_PROMPT_
Pull out every line below that contains the string "table", copying each one unchanged.

_ROWS_
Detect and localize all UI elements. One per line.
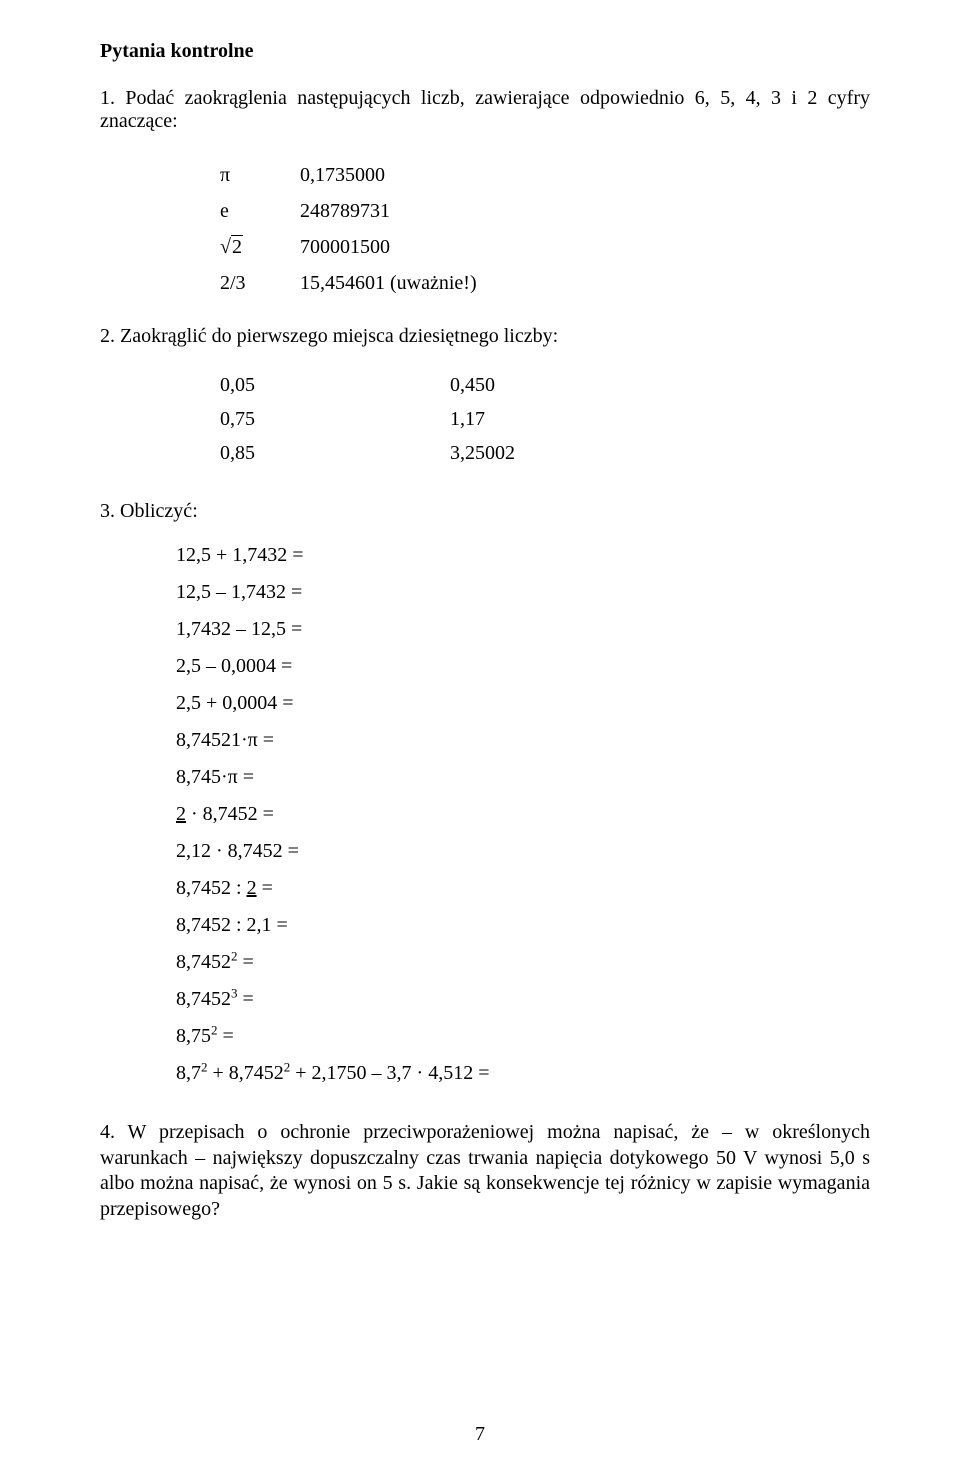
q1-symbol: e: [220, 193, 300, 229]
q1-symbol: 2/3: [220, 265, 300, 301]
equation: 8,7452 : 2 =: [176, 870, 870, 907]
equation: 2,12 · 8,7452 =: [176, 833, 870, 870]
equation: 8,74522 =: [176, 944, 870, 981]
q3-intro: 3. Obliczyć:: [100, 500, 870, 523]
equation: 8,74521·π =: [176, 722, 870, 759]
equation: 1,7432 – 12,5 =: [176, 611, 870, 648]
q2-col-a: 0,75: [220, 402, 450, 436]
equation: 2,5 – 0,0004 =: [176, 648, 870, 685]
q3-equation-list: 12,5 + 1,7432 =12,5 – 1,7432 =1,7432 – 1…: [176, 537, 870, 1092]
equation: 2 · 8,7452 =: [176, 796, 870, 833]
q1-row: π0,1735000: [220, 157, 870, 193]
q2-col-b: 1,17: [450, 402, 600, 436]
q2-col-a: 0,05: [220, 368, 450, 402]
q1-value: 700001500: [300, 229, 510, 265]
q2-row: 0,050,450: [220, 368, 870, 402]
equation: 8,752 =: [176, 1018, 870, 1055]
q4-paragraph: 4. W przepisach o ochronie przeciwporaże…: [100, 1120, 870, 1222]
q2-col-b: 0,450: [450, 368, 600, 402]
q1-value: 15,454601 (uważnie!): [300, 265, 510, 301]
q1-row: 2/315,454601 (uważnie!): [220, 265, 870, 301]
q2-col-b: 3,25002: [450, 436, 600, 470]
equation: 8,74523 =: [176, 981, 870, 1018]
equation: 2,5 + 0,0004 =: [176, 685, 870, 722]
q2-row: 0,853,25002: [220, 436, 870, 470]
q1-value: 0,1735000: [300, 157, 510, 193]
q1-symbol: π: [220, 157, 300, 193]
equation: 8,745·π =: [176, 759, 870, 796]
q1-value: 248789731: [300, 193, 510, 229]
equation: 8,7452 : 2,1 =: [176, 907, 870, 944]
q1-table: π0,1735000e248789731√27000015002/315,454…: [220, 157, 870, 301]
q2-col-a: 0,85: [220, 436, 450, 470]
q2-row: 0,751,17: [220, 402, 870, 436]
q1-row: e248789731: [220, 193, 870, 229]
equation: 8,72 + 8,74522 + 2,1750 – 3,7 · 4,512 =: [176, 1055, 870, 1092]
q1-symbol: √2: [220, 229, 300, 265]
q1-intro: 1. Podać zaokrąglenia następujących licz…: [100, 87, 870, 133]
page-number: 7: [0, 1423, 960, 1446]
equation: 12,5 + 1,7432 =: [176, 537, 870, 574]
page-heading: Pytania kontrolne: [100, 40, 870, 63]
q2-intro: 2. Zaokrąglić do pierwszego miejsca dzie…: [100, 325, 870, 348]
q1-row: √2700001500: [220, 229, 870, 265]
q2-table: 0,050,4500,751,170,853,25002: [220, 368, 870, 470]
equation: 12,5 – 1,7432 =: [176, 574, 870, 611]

_OUTPUT FOR THIS TASK_
q1-table: π0,1735000e248789731√27000015002/315,454…: [220, 157, 870, 301]
q2-table: 0,050,4500,751,170,853,25002: [220, 368, 870, 470]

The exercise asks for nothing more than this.